═════ Passage shown ═════

Let me throw this idea out there: I think we can all agree music has mathematics as a foundation. Could the jump from geometry to music possibly have to do with creation beyond the physical? Geometry employs mathematics to physical means: shapes, angles, all or which need to be physically created (be that in building or on the trestle board). Music takes that one step further- creation of mathematical patterns that are not necessary confined to a physical apparatus (although often is in order to be re-created by others) but are fleeting and momentary. Could this not point to a GAOTU that created from nothing? Could it also serve as a reminder of our fleeting creation and that all are to meet death eventually?

Something to think about.


----------



## coachn (Nov 30, 2015)

Arithmetic (The Rhetoric of Symbols as Numbers) = Numbers and Operators
Geometry = Numbers and Operators in Space => Space Management
[Trigonometry = The Bridge between Geometry and Music]
Music = Numbers and Operators in Time => Time Management
Astronomy (Physics!) = Numbers and Operators in Space and Time => Physics Management


----------



## hanzosbm (Dec 1, 2015)

One thing I'd like to point out, which is a common misconception even made in that video, is the idea that the physical world is all created according to mathematics.  It is not.  Rather, mathematics is simply a language used to describe the physical world.  Just as a digital picture is a collection of small dots of a substance that refracts light with similar properties to physical objects in the world around us, that doesn't mean that the world is created based on pictures.  I often here that music is mathematical, and respectfully, this is not true.  Music, like everything, can be described through mathematics, but it can also be described through pictures, through written descriptions, and sometimes through color.  But that doesn't make music pictorial, literary, or chromatic.  Music is simply musical, and we can describe it in a great number of ways.

═════ Provided material ═════

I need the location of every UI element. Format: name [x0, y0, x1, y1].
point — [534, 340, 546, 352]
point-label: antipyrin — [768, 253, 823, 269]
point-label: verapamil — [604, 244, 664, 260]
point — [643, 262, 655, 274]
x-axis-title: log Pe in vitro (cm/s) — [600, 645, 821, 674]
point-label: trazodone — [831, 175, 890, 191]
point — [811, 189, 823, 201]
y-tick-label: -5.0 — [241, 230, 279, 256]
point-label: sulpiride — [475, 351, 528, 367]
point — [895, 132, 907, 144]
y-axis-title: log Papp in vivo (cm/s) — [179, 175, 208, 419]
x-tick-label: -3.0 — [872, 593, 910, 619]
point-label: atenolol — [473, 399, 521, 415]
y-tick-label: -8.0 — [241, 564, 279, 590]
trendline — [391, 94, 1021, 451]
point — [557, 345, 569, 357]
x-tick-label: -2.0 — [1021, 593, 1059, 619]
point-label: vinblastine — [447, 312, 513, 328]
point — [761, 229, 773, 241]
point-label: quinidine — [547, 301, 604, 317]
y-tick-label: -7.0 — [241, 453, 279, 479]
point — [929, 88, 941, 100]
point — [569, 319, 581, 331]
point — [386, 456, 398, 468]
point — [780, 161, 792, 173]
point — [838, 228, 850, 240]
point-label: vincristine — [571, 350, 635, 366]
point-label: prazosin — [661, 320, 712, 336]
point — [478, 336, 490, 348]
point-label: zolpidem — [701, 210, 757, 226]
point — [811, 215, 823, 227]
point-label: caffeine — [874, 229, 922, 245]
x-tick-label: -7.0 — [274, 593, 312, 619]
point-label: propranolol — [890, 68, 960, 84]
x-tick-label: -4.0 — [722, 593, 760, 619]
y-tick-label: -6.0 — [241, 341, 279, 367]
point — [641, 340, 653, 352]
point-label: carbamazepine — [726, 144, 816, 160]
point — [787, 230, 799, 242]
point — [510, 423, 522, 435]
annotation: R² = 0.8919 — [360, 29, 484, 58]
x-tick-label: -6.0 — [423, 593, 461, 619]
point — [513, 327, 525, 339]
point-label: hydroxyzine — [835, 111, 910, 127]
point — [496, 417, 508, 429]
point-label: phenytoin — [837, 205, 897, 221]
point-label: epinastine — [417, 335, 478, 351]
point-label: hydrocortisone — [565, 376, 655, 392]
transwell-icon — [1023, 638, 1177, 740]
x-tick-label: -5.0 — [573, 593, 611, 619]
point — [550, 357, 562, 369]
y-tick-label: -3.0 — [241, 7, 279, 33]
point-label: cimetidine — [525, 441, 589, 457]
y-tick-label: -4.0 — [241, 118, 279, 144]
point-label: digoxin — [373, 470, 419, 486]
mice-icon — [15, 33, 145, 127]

═════

Transcribe the part of the forum thread on music and mathematics between "One thing I'd" and "number of ways.", inclusive.

#### Answer to the exercise:
One thing I'd like to point out, which is a common misconception even made in that video, is the idea that the physical world is all created according to mathematics.  It is not.  Rather, mathematics is simply a language used to describe the physical world.  Just as a digital picture is a collection of small dots of a substance that refracts light with similar properties to physical objects in the world around us, that doesn't mean that the world is created based on pictures.  I often here that music is mathematical, and respectfully, this is not true.  Music, like everything, can be described through mathematics, but it can also be described through pictures, through written descriptions, and sometimes through color.  But that doesn't make music pictorial, literary, or chromatic.  Music is simply musical, and we can describe it in a great number of ways.